Exercise
Change "banner-stripe" to "header-stripe" in the items from the first line through the line that contains "506, 140, 520]", and write those lines out again with nothing else altered.

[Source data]
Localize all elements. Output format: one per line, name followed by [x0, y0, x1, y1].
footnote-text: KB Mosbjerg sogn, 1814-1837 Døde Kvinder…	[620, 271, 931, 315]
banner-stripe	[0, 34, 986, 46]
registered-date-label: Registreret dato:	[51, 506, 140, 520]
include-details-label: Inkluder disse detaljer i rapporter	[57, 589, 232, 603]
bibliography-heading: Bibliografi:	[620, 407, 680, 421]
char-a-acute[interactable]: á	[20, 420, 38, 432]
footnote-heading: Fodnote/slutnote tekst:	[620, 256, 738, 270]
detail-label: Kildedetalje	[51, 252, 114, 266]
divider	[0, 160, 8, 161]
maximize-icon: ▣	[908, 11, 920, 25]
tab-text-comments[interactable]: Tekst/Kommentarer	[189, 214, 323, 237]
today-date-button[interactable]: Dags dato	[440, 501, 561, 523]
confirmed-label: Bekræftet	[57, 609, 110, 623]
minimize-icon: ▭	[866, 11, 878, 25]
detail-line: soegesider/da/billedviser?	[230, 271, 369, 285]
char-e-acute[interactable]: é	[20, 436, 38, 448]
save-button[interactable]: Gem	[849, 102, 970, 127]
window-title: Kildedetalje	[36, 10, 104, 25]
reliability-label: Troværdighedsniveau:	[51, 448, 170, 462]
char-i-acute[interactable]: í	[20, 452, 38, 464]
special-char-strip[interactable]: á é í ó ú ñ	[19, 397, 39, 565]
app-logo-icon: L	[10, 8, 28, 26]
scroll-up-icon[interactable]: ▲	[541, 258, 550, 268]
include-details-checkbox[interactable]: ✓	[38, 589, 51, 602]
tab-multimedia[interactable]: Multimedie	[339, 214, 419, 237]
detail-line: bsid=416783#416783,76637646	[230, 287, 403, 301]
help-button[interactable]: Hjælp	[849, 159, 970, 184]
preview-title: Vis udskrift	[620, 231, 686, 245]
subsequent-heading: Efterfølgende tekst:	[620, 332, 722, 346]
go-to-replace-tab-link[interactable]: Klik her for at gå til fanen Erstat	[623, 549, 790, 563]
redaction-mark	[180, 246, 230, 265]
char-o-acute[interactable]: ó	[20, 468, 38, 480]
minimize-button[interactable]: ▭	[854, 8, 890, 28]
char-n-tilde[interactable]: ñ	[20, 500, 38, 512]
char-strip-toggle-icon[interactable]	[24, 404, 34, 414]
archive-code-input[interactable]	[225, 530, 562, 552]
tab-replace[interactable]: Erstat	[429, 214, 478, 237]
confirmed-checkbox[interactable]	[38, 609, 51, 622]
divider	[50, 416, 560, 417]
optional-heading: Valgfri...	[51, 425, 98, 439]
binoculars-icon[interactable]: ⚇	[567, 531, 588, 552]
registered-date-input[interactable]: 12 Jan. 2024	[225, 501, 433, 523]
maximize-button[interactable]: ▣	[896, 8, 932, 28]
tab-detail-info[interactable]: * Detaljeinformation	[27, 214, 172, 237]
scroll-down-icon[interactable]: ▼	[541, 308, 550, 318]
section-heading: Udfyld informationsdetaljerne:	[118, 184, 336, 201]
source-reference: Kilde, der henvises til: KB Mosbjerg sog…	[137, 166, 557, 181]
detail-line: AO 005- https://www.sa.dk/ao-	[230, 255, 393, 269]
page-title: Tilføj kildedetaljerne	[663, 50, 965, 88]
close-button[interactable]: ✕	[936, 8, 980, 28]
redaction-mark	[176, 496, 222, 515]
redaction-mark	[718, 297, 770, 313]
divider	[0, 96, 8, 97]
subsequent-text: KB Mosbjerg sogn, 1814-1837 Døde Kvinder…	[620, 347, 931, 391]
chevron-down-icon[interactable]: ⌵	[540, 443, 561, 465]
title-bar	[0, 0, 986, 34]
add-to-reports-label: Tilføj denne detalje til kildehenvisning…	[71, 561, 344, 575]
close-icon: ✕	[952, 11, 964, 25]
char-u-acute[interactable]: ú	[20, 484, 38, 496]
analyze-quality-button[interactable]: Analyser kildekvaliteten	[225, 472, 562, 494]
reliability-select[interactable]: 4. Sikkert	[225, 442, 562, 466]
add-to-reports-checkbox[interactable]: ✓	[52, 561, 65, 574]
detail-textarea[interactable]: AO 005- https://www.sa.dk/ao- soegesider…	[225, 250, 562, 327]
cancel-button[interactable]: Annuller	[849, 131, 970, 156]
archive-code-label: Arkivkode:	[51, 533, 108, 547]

Written answer
Localize all elements. Output format: one per line, name followed by [x0, y0, x1, y1].
footnote-text: KB Mosbjerg sogn, 1814-1837 Døde Kvinder…	[620, 271, 931, 315]
header-stripe	[0, 34, 986, 46]
registered-date-label: Registreret dato:	[51, 506, 140, 520]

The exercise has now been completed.